**Task**
Count the lines in the records below that contain the word "time", and give only that number.

**Stored records**
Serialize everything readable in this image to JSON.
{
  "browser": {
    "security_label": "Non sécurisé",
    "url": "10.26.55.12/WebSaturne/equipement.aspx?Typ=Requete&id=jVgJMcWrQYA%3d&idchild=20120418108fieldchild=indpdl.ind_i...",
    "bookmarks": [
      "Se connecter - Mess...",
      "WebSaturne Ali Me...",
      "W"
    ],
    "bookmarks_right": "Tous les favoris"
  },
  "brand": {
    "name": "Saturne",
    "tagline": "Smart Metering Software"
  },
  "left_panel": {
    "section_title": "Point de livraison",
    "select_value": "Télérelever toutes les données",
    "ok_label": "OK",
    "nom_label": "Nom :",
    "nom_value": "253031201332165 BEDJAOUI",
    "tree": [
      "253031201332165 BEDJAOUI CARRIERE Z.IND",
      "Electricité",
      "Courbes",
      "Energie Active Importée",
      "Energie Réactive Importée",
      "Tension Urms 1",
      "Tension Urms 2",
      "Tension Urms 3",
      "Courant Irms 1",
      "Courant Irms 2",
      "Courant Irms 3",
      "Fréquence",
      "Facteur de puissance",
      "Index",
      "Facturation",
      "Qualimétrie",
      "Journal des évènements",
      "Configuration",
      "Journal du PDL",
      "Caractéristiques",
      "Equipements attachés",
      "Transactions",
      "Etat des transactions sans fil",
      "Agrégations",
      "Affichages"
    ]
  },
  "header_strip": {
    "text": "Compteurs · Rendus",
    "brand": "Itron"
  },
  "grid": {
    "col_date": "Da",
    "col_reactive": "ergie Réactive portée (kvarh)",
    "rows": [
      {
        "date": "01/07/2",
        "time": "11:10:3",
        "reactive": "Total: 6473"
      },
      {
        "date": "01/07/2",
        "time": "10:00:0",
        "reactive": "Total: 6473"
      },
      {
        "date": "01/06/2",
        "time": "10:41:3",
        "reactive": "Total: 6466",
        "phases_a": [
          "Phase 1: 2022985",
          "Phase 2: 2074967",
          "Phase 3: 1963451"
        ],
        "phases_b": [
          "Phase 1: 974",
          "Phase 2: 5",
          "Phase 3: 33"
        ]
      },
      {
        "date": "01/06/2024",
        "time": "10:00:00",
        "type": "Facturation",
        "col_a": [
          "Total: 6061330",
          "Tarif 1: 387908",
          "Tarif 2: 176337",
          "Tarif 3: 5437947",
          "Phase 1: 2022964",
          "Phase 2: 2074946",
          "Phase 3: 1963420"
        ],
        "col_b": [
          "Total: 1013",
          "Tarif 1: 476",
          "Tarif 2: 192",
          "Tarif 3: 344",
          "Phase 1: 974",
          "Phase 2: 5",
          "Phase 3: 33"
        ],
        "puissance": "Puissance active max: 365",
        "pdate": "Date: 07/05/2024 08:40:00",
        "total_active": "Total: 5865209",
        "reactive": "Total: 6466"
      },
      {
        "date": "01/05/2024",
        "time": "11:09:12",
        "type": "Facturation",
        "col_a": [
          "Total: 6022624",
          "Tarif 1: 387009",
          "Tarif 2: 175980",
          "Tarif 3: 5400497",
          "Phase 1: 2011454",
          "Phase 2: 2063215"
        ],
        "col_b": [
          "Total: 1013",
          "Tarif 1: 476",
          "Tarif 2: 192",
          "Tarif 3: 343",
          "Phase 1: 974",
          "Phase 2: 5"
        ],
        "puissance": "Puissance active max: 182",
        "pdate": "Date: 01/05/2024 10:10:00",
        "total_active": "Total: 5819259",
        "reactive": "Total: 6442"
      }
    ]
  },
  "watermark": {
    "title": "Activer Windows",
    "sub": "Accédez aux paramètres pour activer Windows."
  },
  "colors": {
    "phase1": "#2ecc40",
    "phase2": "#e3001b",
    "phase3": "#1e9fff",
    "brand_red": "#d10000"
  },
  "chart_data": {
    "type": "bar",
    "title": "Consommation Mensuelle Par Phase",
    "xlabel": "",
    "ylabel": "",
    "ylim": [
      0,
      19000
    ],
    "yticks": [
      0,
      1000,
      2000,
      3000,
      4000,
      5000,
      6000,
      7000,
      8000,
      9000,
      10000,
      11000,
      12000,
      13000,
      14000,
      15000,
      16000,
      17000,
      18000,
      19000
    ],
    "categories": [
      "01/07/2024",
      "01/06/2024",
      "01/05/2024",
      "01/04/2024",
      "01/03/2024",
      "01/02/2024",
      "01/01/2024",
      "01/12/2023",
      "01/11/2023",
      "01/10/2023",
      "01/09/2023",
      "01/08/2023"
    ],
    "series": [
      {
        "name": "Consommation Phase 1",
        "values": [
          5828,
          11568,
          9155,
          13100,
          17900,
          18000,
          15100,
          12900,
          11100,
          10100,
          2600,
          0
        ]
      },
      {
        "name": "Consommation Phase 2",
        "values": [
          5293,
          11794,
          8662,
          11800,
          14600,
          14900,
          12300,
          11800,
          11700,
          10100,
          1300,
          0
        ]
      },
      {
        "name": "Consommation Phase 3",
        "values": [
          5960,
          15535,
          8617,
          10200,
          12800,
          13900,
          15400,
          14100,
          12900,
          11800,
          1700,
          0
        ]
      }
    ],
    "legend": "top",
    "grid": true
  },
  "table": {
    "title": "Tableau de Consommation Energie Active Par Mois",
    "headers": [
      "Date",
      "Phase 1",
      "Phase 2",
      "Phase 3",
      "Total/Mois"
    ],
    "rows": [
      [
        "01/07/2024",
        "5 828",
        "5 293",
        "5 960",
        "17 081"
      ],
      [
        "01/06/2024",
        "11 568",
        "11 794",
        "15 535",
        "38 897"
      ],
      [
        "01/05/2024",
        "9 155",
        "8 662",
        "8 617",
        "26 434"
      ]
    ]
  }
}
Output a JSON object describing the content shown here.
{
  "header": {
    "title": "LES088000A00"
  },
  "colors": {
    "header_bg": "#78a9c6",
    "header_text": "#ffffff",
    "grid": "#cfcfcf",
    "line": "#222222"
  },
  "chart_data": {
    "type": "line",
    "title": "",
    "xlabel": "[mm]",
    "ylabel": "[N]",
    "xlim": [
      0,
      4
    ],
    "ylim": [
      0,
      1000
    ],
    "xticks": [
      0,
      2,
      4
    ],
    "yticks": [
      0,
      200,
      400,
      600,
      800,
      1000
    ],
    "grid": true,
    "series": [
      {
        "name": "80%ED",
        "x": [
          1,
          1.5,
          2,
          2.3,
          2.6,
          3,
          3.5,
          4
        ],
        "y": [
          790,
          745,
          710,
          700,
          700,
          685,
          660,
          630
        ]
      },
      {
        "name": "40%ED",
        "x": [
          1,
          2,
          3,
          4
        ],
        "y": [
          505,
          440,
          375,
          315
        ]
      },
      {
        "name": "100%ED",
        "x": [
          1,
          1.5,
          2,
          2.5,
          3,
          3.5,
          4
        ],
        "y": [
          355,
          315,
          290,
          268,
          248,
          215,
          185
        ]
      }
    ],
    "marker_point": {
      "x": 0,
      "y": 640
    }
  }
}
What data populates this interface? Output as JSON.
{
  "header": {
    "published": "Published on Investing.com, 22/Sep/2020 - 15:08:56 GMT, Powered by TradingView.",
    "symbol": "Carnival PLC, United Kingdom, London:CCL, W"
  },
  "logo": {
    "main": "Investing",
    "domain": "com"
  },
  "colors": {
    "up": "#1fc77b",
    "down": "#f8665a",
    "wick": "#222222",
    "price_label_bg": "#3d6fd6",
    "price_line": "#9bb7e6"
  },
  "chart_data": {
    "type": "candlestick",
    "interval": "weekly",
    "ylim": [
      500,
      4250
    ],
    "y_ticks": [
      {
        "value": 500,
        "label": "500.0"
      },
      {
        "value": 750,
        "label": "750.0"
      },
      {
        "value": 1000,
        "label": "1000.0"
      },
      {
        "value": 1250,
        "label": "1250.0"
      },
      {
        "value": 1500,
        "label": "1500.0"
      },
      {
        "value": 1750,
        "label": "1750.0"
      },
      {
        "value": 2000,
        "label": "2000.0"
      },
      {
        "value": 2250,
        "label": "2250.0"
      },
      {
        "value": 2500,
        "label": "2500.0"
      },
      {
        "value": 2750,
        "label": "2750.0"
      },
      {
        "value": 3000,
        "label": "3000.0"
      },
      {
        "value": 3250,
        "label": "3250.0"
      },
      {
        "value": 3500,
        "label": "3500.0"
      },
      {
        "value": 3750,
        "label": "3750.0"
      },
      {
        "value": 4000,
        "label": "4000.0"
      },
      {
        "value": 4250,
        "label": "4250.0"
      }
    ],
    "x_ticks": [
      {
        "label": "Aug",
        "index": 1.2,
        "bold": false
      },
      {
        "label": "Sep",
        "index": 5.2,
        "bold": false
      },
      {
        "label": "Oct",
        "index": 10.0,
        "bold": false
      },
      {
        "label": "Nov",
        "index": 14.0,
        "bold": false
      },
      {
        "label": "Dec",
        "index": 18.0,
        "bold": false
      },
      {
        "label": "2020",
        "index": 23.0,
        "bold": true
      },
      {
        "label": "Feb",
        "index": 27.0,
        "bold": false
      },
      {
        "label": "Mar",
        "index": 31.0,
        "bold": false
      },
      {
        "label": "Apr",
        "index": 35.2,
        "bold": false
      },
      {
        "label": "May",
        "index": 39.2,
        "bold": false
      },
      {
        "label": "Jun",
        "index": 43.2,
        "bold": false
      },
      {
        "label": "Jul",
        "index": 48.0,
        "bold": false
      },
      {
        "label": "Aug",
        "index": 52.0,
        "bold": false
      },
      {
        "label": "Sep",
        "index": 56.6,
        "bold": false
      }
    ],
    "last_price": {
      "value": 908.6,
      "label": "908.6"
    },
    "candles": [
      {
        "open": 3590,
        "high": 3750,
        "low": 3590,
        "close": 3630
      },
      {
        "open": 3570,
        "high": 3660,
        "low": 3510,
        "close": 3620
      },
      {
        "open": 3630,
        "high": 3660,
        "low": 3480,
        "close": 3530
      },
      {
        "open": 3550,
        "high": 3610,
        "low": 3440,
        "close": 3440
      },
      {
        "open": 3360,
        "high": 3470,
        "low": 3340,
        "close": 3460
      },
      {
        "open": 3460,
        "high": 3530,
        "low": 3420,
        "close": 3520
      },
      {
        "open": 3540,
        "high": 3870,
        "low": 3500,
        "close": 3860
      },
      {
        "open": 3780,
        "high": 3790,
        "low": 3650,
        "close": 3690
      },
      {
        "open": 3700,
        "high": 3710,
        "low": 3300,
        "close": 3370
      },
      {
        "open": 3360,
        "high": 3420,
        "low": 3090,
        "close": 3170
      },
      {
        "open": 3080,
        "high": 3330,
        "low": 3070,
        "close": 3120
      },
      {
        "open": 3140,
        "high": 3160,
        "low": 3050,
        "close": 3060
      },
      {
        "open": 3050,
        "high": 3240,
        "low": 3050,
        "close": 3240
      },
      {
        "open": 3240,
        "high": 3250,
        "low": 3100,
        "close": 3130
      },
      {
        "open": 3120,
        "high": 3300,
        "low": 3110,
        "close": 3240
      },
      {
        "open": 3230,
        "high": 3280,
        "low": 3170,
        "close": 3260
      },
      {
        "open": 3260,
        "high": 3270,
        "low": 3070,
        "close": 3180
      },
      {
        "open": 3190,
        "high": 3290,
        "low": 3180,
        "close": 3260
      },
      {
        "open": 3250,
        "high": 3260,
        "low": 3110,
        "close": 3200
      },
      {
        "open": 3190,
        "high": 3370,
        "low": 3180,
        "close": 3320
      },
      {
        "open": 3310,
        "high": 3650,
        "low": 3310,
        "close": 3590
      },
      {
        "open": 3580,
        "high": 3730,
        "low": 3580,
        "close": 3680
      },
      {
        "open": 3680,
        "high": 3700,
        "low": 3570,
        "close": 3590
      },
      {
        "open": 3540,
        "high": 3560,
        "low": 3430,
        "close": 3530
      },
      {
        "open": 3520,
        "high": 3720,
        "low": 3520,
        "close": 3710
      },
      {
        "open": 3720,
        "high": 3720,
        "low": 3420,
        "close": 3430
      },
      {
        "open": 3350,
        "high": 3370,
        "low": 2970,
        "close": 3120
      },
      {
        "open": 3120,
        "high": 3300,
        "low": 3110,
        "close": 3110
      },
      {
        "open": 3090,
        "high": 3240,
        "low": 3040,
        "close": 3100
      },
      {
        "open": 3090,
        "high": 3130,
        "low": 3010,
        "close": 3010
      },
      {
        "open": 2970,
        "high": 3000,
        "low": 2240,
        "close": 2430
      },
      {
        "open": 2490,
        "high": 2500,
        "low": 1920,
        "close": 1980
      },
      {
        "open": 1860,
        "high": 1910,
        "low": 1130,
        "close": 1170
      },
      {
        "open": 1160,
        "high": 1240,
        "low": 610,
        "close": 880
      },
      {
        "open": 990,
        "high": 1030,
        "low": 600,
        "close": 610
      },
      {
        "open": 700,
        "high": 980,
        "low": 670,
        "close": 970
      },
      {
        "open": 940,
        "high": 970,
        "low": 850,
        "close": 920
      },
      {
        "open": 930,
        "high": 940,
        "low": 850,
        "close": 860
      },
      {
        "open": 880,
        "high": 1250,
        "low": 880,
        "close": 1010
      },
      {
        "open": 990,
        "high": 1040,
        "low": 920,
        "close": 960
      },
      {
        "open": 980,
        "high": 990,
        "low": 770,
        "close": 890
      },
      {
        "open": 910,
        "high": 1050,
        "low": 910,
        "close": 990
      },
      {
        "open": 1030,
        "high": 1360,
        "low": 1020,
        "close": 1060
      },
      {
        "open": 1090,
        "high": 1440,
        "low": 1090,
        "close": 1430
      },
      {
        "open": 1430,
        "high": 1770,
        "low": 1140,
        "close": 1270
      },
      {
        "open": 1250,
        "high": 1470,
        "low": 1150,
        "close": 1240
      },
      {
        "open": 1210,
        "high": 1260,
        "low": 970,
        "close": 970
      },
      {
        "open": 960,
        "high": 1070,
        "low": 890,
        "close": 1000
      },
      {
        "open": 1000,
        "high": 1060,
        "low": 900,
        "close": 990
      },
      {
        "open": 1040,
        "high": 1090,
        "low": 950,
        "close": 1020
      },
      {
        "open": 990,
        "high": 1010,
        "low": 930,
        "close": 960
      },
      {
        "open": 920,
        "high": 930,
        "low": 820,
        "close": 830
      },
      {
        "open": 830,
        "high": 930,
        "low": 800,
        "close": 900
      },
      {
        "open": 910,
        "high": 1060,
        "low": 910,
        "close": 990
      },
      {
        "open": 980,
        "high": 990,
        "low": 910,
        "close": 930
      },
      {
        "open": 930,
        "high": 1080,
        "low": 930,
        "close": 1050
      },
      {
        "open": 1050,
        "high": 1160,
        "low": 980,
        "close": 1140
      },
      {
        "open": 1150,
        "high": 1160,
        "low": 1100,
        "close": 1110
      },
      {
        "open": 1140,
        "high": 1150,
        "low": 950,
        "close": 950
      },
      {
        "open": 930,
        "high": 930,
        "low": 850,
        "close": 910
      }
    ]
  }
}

**Reply**
5